## [GOAL OF THE EXERCISE]
Among the records below, find each line that includes the string "last" and copy it.

## [GIVEN RECORDS]
[Begin]

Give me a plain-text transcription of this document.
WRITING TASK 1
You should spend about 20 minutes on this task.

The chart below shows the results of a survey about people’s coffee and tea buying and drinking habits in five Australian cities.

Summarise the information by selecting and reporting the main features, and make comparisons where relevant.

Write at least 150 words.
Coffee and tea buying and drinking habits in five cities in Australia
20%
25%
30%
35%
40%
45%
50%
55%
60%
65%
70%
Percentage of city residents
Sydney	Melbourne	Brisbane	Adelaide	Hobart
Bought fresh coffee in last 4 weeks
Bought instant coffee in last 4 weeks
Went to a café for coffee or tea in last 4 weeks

[End]

## [TASK ANSWER]
Bought fresh coffee in last 4 weeks
Bought instant coffee in last 4 weeks
Went to a café for coffee or tea in last 4 weeks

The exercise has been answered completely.